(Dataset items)

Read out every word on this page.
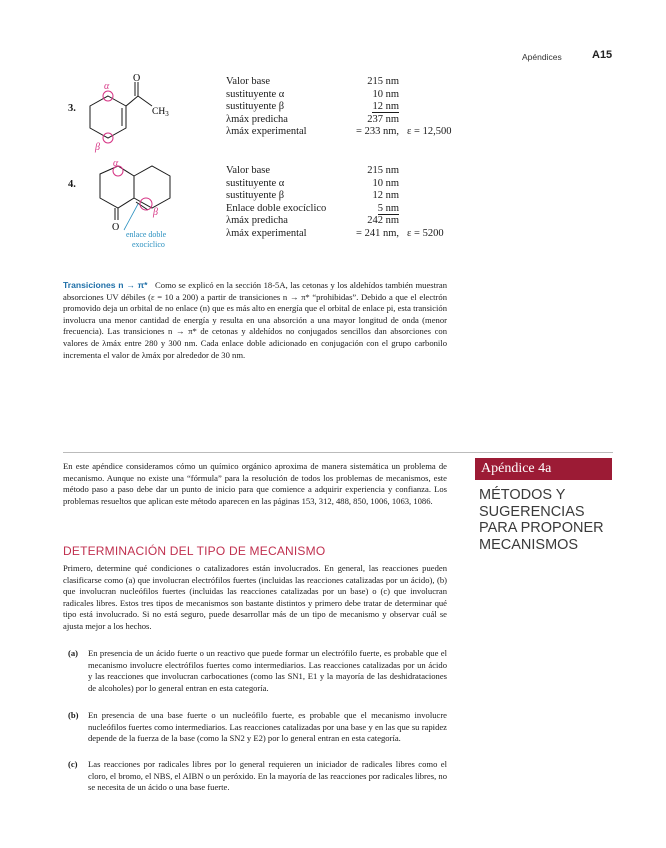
Apéndices	A15
3.
O
$CH_3$
α
β
Valor base	215 nm	
sustituyente α	10 nm	
sustituyente β	12 nm	
λmáx predicha	237 nm	
λmáx experimental	= 233 nm,	ε = 12,500
4.
α
β
O
enlace doble
exocíclico
Valor base	215 nm	
sustituyente α	10 nm	
sustituyente β	12 nm	
Enlace doble exocíclico	5 nm	
λmáx predicha	242 nm	
λmáx experimental	= 241 nm,	ε = 5200
Transiciones n → π* Como se explicó en la sección 18-5A, las cetonas y los aldehídos también muestran absorciones UV débiles (ε = 10 a 200) a partir de transiciones n → π* “prohibidas”. Debido a que el electrón promovido deja un orbital de no enlace (n) que es más alto en energía que el orbital de enlace pi, esta transición involucra una menor cantidad de energía y resulta en una absorción a una mayor longitud de onda (menor frecuencia). Las transiciones n → π* de cetonas y aldehídos no conjugados sencillos dan absorciones con valores de λmáx entre 280 y 300 nm. Cada enlace doble adicionado en conjugación con el grupo carbonilo incrementa el valor de λmáx por alrededor de 30 nm.
Apéndice 4a
MÉTODOS Y
SUGERENCIAS
PARA PROPONER
MECANISMOS
En este apéndice consideramos cómo un químico orgánico aproxima de manera sistemática un problema de mecanismo. Aunque no existe una “fórmula” para la resolución de todos los problemas de mecanismos, este método paso a paso debe dar un punto de inicio para que comience a adquirir experiencia y confianza. Los problemas resueltos que aplican este método aparecen en las páginas 153, 312, 488, 850, 1006, 1063, 1086.
DETERMINACIÓN DEL TIPO DE MECANISMO
Primero, determine qué condiciones o catalizadores están involucrados. En general, las reacciones pueden clasificarse como (a) que involucran electrófilos fuertes (incluidas las reacciones catalizadas por un ácido), (b) que involucran nucleófilos fuertes (incluidas las reacciones catalizadas por un base) o (c) que involucran radicales libres. Estos tres tipos de mecanismos son bastante distintos y primero debe tratar de determinar qué tipo está involucrado. Si no está seguro, puede desarrollar más de un tipo de mecanismo y observar cuál se ajusta mejor a los hechos.
(a) En presencia de un ácido fuerte o un reactivo que puede formar un electrófilo fuerte, es probable que el mecanismo involucre electrófilos fuertes como intermediarios. Las reacciones catalizadas por un ácido y las reacciones que involucran carbocationes (como las SN1, E1 y la mayoría de las deshidrataciones de alcoholes) por lo general entran en esta categoría.
(b) En presencia de una base fuerte o un nucleófilo fuerte, es probable que el mecanismo involucre nucleófilos fuertes como intermediarios. Las reacciones catalizadas por una base y en las que su rapidez depende de la fuerza de la base (como la SN2 y E2) por lo general entran en esta categoría.
(c) Las reacciones por radicales libres por lo general requieren un iniciador de radicales libres como el cloro, el bromo, el NBS, el AIBN o un peróxido. En la mayoría de las reacciones por radicales libres, no se necesita de un ácido o una base fuerte.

-- EXERCISE PROMPT --
Without including the pictures, reproduce all entries exactly.

-- THE SOLUTION --
Read out every word on this page.
Apéndices	A15
3.
O
$CH_3$
α
β
Valor base	215 nm	
sustituyente α	10 nm	
sustituyente β	12 nm	
λmáx predicha	237 nm	
λmáx experimental	= 233 nm,	ε = 12,500
4.
α
β
O
enlace doble
exocíclico
Valor base	215 nm	
sustituyente α	10 nm	
sustituyente β	12 nm	
Enlace doble exocíclico	5 nm	
λmáx predicha	242 nm	
λmáx experimental	= 241 nm,	ε = 5200
Transiciones n → π* Como se explicó en la sección 18-5A, las cetonas y los aldehídos también muestran absorciones UV débiles (ε = 10 a 200) a partir de transiciones n → π* “prohibidas”. Debido a que el electrón promovido deja un orbital de no enlace (n) que es más alto en energía que el orbital de enlace pi, esta transición involucra una menor cantidad de energía y resulta en una absorción a una mayor longitud de onda (menor frecuencia). Las transiciones n → π* de cetonas y aldehídos no conjugados sencillos dan absorciones con valores de λmáx entre 280 y 300 nm. Cada enlace doble adicionado en conjugación con el grupo carbonilo incrementa el valor de λmáx por alrededor de 30 nm.
Apéndice 4a
MÉTODOS Y
SUGERENCIAS
PARA PROPONER
MECANISMOS
En este apéndice consideramos cómo un químico orgánico aproxima de manera sistemática un problema de mecanismo. Aunque no existe una “fórmula” para la resolución de todos los problemas de mecanismos, este método paso a paso debe dar un punto de inicio para que comience a adquirir experiencia y confianza. Los problemas resueltos que aplican este método aparecen en las páginas 153, 312, 488, 850, 1006, 1063, 1086.
DETERMINACIÓN DEL TIPO DE MECANISMO
Primero, determine qué condiciones o catalizadores están involucrados. En general, las reacciones pueden clasificarse como (a) que involucran electrófilos fuertes (incluidas las reacciones catalizadas por un ácido), (b) que involucran nucleófilos fuertes (incluidas las reacciones catalizadas por un base) o (c) que involucran radicales libres. Estos tres tipos de mecanismos son bastante distintos y primero debe tratar de determinar qué tipo está involucrado. Si no está seguro, puede desarrollar más de un tipo de mecanismo y observar cuál se ajusta mejor a los hechos.
(a) En presencia de un ácido fuerte o un reactivo que puede formar un electrófilo fuerte, es probable que el mecanismo involucre electrófilos fuertes como intermediarios. Las reacciones catalizadas por un ácido y las reacciones que involucran carbocationes (como las SN1, E1 y la mayoría de las deshidrataciones de alcoholes) por lo general entran en esta categoría.
(b) En presencia de una base fuerte o un nucleófilo fuerte, es probable que el mecanismo involucre nucleófilos fuertes como intermediarios. Las reacciones catalizadas por una base y en las que su rapidez depende de la fuerza de la base (como la SN2 y E2) por lo general entran en esta categoría.
(c) Las reacciones por radicales libres por lo general requieren un iniciador de radicales libres como el cloro, el bromo, el NBS, el AIBN o un peróxido. En la mayoría de las reacciones por radicales libres, no se necesita de un ácido o una base fuerte.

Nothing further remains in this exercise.